Starting in June, the Civic Auditorium’s upper level is slated to be converted into an indoor soccer area.

The plan — approved unanimously by the City Council this week — comes as demand for a soccer area in Glendale has become so great that some residents drive as far as Chatsworth to play, organizers said at a council meeting Tuesday.

“Soccer in Glendale is growing, and we are rooting for indoor soccer,” said Jack Iskanian, director of Ishtoyan Soccer Academy’s tri-city league.

Glendale has three soccer fields, and plans for a fourth at Central Park were squashed.

Meanwhile, the Civic Auditorium may play host to weddings and cat shows on the weekends, but Glendale’s main-event space sits idle most weekdays.

The indoor soccer program at the Civic Auditorium would be for six- or seven-player teams, smaller than the typical 11 players, and cover 6,000 square feet of the event space’s upper level. The area is to be surrounded by a border of plastic and acrylic glass, mimicking an ice hockey rink.

The rental fee for the indoor space will be $75 an hour. City officials expect to make a $46,000 profit after the first year and $80,000 in subsequent years, after paying for an initial cost of the plastic border.

Data segment:

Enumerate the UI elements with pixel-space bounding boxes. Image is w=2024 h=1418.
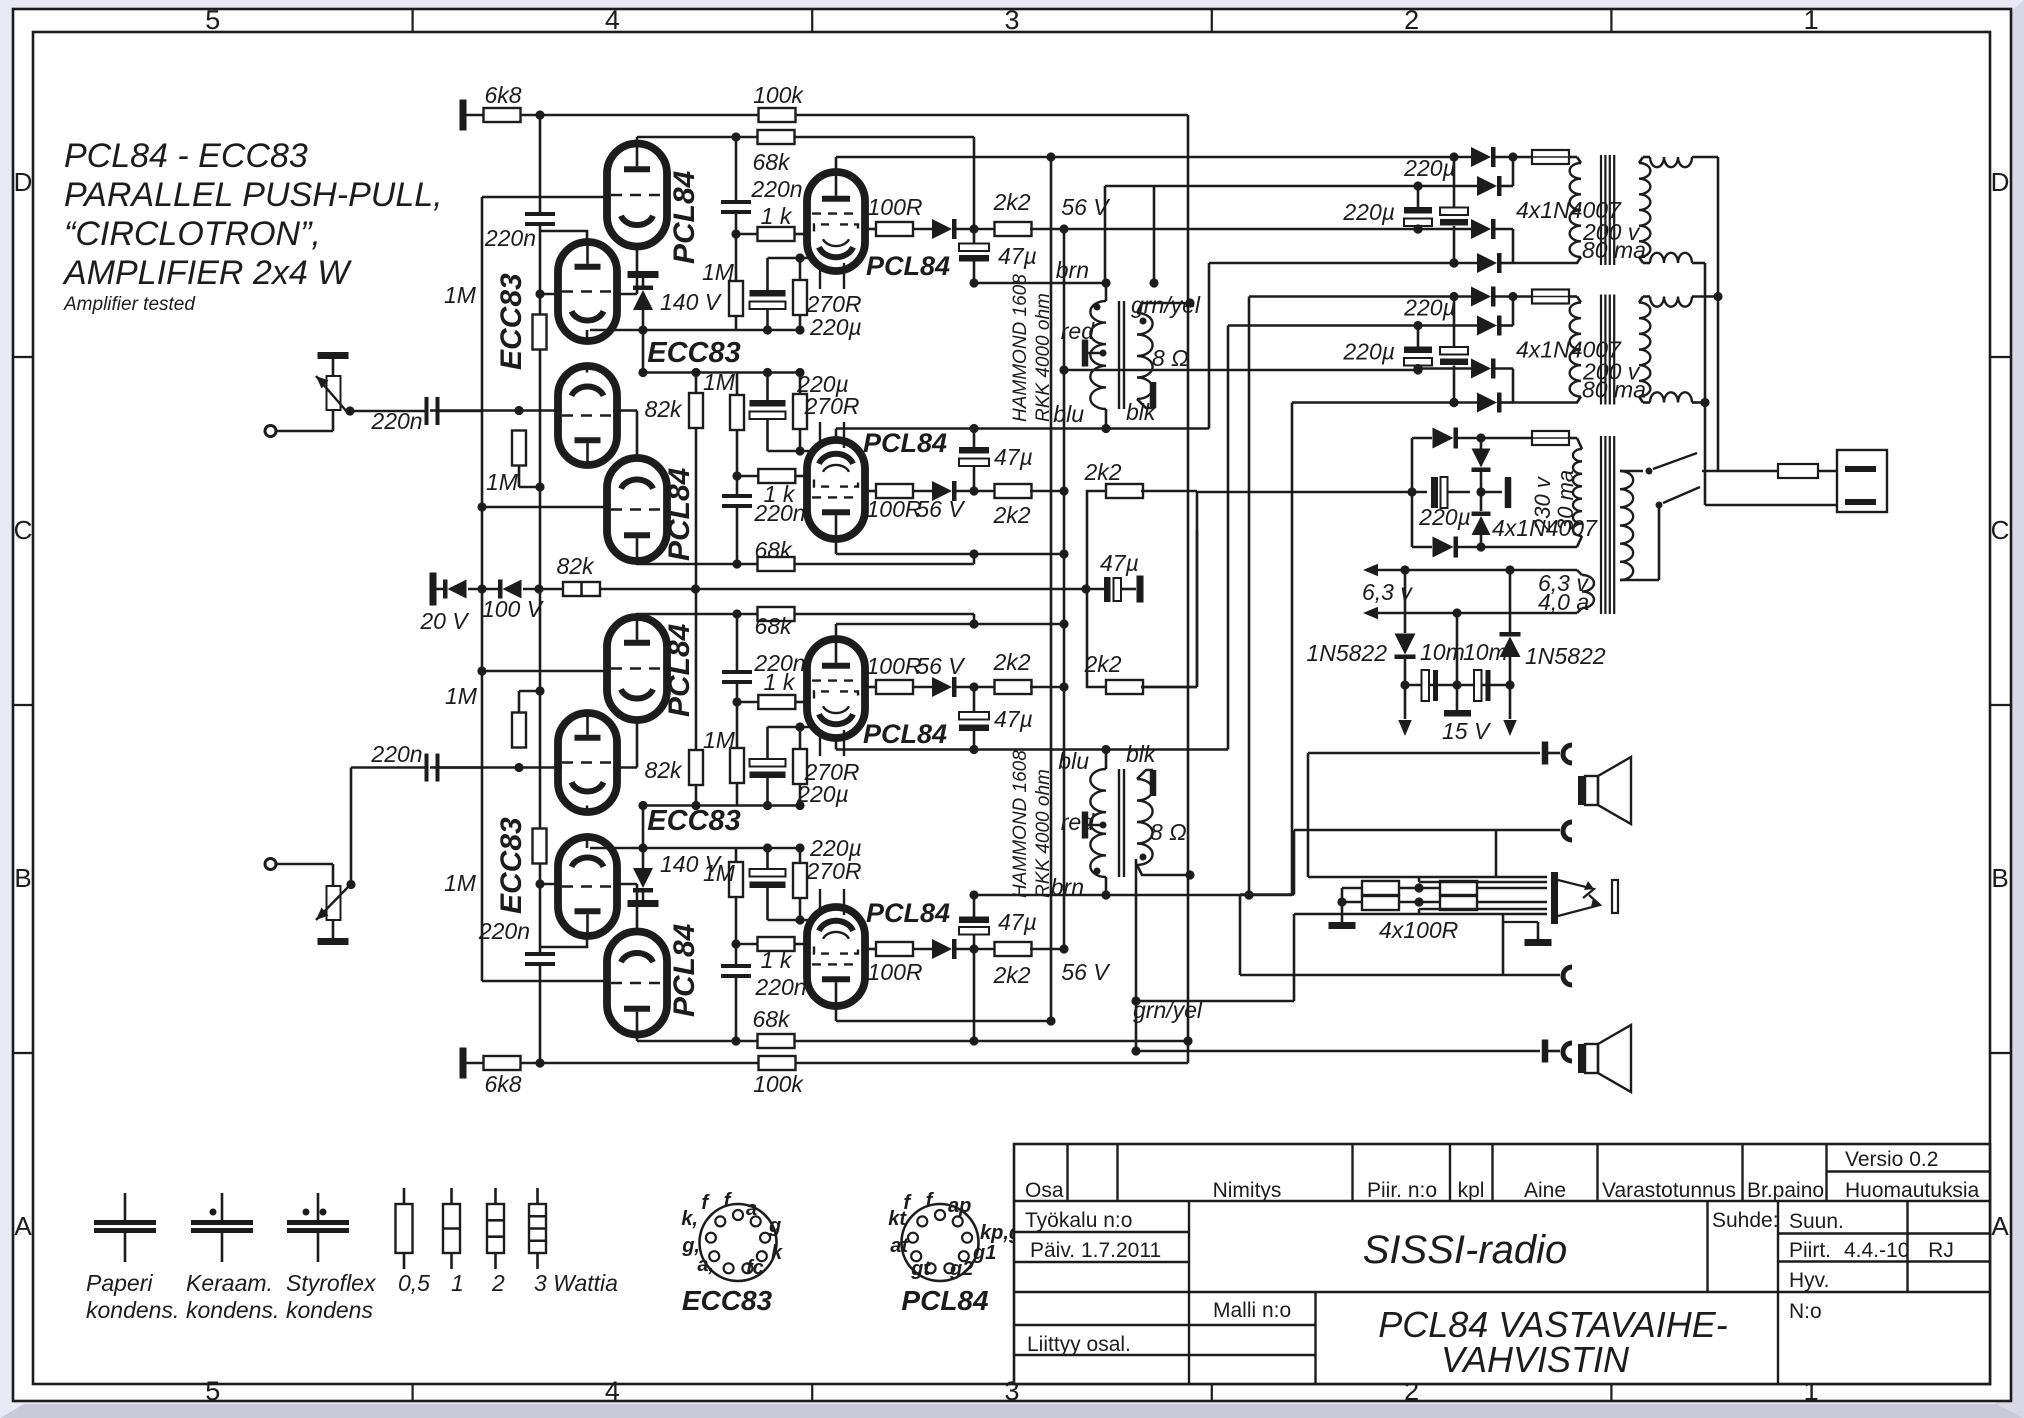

Required tasks:
(a) According to the article on indoor soccer at the Civic Auditorium, how much floor space on the upper level will the soccer area cover?
(b) Extend the article on indoor soccer at the Civic Auditorium, picking up right after its last sentence.

The answers:
(a) 6,000 square feet

(b)
A similar idea was shot down in 2011 because there wasn’t enough room for a full-sized field.

Onnig Bulankian, the city’s community services manager, said he expects the program to be very popular.

“I have at least seven teams calling me,” he said.

Councilwoman Laura Friedman voted for the indoor soccer area, but said she wanted to make sure the games don’t make the auditorium smell like a locker room.

“If you have one person rented for an event and it smells bad, you’re not going to be able to rent it again to anybody, and they’re going to complain and want their money back, and it’s going to be an issue,” Friedman said. “If it smells like Pine-Sol, that’s not the answer I want to hear either.”

Mayor Frank Quintero jokingly recommended city officials use Febreeze air freshener.